(What the task asks) In the material below, the lines containing the word "Wind" are required; copy each of them.

(Exercise materials)
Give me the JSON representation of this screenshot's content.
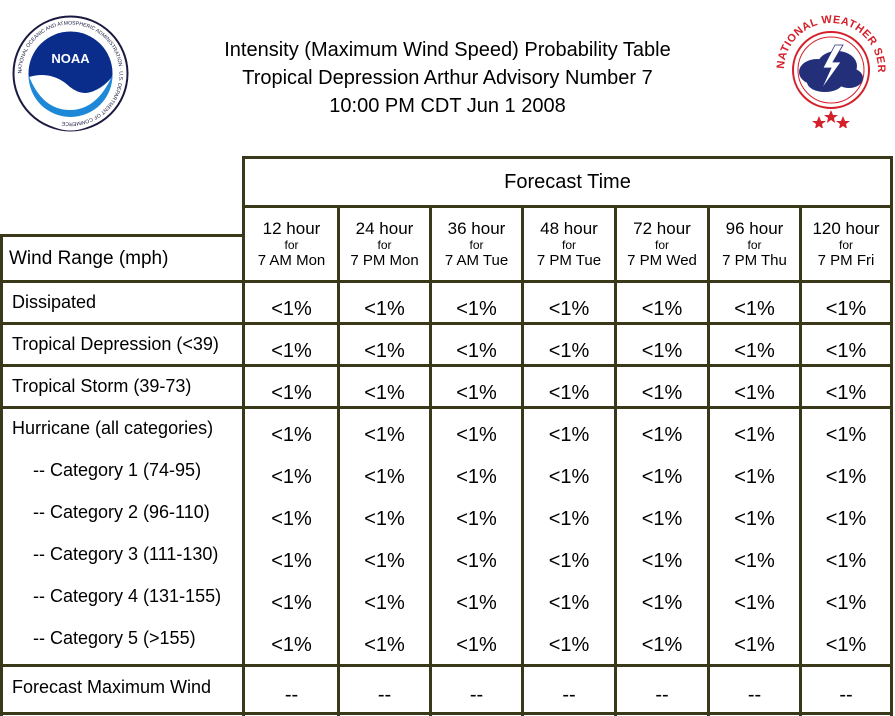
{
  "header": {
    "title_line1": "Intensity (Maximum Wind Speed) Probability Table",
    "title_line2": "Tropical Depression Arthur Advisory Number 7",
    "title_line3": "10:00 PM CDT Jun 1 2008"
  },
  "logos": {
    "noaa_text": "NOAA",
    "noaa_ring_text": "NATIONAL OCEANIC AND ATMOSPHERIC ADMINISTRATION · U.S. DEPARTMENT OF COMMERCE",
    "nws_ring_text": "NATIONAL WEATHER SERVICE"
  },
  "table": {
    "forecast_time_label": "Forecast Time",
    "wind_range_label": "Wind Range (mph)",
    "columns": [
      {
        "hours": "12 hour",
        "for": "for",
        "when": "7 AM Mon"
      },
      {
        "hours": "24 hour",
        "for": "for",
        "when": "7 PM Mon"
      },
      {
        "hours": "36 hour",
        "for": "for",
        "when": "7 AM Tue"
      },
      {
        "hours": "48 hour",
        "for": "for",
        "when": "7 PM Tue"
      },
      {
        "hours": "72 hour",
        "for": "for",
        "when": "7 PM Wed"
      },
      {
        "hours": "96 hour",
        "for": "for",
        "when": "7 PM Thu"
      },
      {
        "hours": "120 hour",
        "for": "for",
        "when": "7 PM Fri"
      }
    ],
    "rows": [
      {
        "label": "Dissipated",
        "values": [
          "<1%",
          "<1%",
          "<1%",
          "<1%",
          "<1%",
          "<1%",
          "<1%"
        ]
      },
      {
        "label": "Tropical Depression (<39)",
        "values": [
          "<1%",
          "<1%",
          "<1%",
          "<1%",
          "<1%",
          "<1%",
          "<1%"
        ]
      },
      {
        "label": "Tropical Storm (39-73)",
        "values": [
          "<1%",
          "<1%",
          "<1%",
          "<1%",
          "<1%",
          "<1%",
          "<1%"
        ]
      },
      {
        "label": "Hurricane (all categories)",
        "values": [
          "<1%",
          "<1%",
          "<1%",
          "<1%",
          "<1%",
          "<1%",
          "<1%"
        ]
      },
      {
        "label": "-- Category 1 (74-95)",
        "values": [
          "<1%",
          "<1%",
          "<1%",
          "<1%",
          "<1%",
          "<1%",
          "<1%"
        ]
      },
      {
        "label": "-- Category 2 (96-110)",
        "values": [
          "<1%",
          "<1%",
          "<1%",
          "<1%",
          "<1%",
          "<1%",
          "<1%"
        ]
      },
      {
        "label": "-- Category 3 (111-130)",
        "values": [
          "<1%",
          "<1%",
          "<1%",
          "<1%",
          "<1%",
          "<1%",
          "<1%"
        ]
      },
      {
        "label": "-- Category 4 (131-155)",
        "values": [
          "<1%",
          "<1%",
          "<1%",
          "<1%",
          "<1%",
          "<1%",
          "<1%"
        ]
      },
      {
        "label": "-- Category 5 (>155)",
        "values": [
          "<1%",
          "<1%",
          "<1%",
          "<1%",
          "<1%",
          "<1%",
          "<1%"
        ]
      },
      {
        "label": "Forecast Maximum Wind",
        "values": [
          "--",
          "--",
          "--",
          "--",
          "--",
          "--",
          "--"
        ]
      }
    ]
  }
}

...

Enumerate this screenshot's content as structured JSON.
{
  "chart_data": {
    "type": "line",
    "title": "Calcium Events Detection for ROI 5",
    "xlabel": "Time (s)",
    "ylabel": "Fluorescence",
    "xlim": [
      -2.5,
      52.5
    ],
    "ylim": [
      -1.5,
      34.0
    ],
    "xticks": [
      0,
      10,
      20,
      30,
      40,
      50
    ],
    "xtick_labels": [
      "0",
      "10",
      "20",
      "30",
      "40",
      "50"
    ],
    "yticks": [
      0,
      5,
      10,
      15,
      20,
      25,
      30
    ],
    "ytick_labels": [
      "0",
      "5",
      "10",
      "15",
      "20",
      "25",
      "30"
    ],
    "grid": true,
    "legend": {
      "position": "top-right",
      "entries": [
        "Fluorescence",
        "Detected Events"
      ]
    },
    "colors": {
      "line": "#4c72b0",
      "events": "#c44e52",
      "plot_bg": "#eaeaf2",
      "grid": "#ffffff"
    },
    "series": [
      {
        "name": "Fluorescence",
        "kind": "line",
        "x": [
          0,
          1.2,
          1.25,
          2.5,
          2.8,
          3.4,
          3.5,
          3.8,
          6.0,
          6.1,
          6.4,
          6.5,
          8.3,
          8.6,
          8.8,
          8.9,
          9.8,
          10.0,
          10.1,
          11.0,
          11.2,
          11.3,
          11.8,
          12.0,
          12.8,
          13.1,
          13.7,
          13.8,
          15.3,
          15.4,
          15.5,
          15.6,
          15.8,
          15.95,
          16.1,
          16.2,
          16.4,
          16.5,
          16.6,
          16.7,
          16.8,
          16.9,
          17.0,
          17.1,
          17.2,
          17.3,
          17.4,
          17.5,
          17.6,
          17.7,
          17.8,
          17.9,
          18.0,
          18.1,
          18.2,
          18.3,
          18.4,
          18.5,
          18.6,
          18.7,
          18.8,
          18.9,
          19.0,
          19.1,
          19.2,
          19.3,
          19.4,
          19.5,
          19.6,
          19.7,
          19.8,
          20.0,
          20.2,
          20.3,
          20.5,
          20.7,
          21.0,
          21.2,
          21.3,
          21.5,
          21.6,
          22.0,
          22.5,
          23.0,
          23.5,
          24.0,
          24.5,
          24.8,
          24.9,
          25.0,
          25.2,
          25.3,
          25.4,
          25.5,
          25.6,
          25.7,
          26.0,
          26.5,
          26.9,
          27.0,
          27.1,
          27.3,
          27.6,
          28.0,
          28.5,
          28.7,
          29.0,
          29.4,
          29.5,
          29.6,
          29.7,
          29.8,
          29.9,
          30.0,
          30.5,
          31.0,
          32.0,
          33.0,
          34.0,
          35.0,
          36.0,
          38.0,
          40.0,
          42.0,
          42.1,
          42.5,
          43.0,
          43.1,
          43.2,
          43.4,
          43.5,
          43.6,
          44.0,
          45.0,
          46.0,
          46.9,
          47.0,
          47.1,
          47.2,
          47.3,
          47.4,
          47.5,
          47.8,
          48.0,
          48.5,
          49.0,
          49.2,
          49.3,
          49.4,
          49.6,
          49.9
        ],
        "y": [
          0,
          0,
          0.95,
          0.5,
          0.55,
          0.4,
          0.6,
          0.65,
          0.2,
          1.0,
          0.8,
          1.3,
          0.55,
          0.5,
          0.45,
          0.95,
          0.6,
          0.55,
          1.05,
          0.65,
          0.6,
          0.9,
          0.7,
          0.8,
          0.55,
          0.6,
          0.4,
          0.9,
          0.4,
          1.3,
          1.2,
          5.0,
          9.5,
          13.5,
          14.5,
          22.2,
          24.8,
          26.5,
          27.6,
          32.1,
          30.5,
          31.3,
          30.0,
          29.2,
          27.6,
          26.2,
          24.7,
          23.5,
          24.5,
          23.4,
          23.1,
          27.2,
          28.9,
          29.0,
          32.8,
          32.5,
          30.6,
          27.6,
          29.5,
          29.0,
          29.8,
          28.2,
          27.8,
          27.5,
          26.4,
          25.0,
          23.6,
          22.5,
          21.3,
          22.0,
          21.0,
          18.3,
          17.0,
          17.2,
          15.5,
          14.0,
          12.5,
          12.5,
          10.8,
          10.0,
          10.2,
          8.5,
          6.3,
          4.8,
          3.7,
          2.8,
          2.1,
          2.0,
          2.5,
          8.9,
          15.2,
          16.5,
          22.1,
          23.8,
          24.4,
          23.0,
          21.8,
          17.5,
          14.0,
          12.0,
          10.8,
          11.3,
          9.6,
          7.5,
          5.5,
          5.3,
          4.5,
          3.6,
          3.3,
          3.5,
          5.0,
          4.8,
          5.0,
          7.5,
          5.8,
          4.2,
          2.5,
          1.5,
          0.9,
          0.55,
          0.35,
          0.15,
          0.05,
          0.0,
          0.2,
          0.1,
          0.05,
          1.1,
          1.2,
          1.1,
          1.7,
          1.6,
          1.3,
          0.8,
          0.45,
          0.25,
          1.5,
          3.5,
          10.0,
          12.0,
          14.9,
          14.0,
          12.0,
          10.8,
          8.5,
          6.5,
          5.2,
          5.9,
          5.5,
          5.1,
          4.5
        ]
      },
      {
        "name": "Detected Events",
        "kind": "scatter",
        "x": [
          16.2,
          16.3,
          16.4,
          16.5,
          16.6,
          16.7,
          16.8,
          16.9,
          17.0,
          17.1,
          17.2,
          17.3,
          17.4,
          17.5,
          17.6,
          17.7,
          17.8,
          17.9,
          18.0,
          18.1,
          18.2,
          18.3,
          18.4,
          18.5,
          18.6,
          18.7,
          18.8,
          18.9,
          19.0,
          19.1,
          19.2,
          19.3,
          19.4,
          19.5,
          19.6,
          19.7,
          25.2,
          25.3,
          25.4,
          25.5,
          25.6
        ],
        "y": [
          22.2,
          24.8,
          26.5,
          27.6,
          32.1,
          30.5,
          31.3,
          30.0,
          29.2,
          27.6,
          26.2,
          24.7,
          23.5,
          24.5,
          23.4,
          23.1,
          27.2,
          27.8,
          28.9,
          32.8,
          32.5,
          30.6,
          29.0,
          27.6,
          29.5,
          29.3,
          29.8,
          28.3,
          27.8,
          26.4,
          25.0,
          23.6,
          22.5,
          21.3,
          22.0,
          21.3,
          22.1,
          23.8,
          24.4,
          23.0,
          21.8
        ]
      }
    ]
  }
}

(Output for this exercise)
    "title_line1": "Intensity (Maximum Wind Speed) Probability Table",
    "wind_range_label": "Wind Range (mph)",
        "label": "Forecast Maximum Wind",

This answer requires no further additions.